--- Required work ---
Give back the records below exactly, every one, with no pictures.

--- Data extract ---
▼▼▼
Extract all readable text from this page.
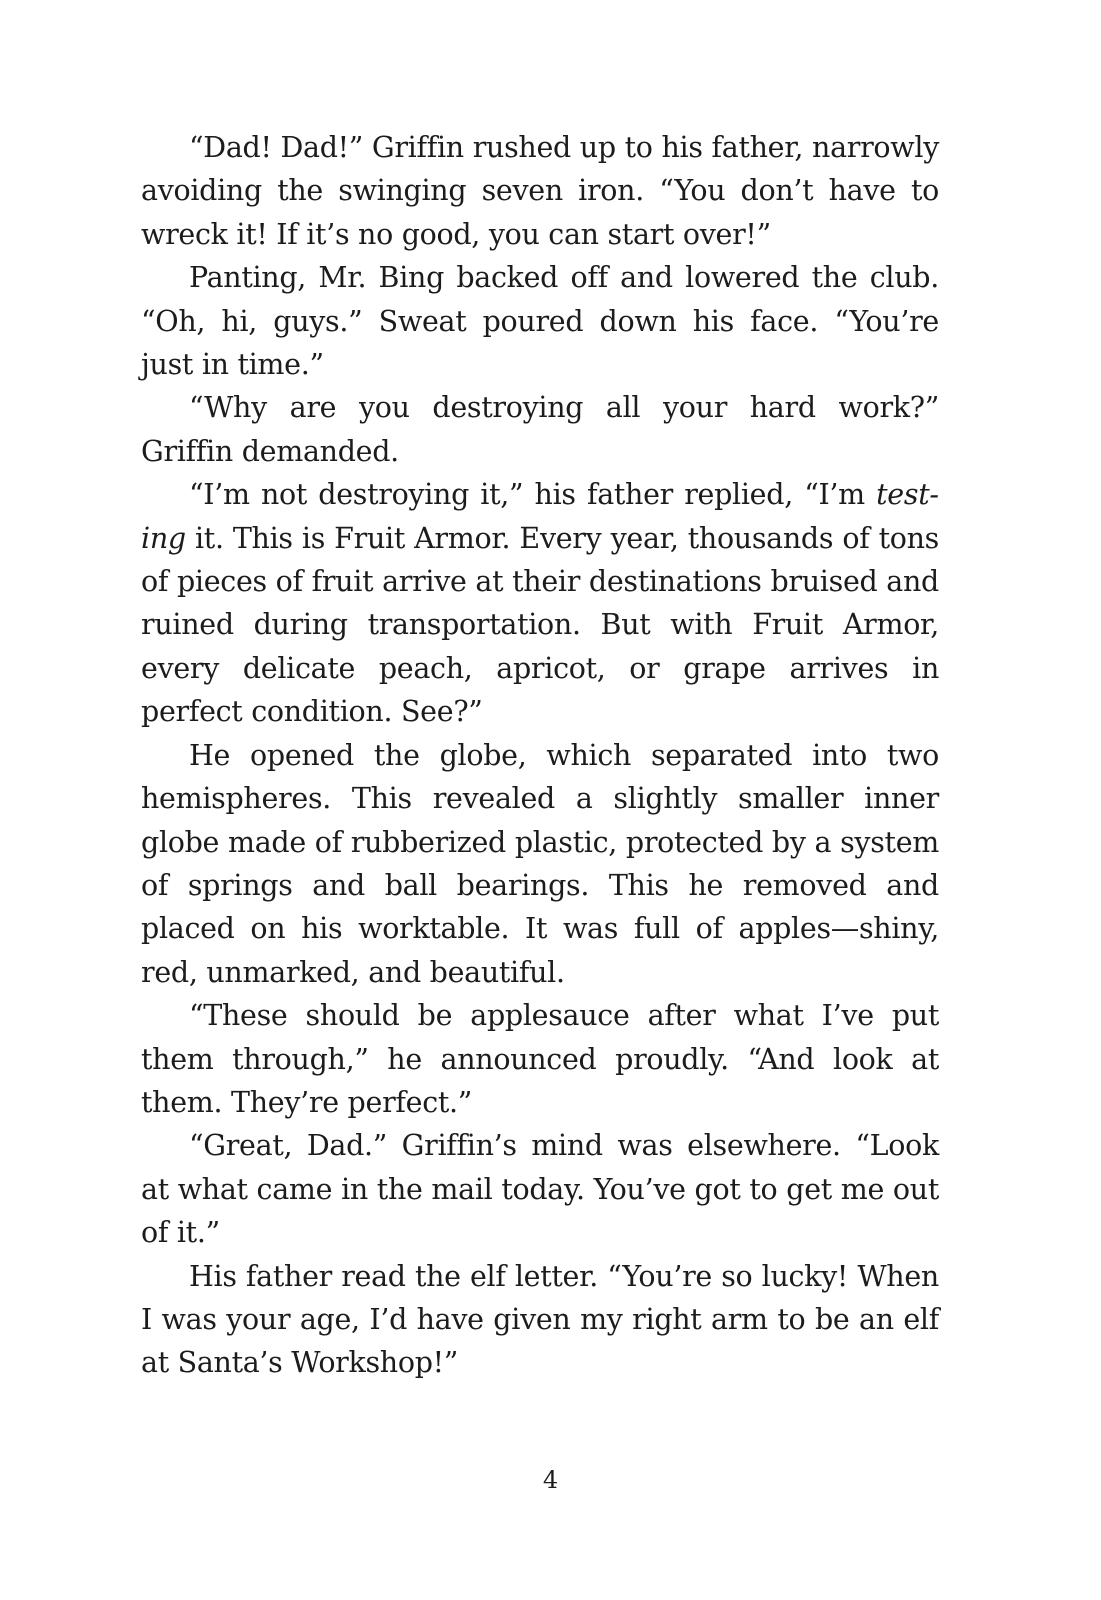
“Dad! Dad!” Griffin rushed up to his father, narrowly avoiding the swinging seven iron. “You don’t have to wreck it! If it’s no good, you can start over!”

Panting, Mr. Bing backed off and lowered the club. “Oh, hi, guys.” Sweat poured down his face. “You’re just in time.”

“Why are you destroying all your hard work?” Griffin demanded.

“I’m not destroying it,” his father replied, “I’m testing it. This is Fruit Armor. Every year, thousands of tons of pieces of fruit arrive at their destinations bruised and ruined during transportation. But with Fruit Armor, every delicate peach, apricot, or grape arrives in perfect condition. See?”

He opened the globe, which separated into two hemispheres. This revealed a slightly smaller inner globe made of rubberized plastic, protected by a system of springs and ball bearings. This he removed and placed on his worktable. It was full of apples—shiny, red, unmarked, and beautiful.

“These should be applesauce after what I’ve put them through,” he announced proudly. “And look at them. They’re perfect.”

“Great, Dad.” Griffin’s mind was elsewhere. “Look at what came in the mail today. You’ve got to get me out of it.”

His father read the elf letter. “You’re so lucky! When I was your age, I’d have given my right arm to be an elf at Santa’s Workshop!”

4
▲▲▲
--- Answer below ---
Extract all readable text from this page.
“Dad! Dad!” Griffin rushed up to his father, narrowly avoiding the swinging seven iron. “You don’t have to wreck it! If it’s no good, you can start over!”

Panting, Mr. Bing backed off and lowered the club. “Oh, hi, guys.” Sweat poured down his face. “You’re just in time.”

“Why are you destroying all your hard work?” Griffin demanded.

“I’m not destroying it,” his father replied, “I’m testing it. This is Fruit Armor. Every year, thousands of tons of pieces of fruit arrive at their destinations bruised and ruined during transportation. But with Fruit Armor, every delicate peach, apricot, or grape arrives in perfect condition. See?”

He opened the globe, which separated into two hemispheres. This revealed a slightly smaller inner globe made of rubberized plastic, protected by a system of springs and ball bearings. This he removed and placed on his worktable. It was full of apples—shiny, red, unmarked, and beautiful.

“These should be applesauce after what I’ve put them through,” he announced proudly. “And look at them. They’re perfect.”

“Great, Dad.” Griffin’s mind was elsewhere. “Look at what came in the mail today. You’ve got to get me out of it.”

His father read the elf letter. “You’re so lucky! When I was your age, I’d have given my right arm to be an elf at Santa’s Workshop!”

4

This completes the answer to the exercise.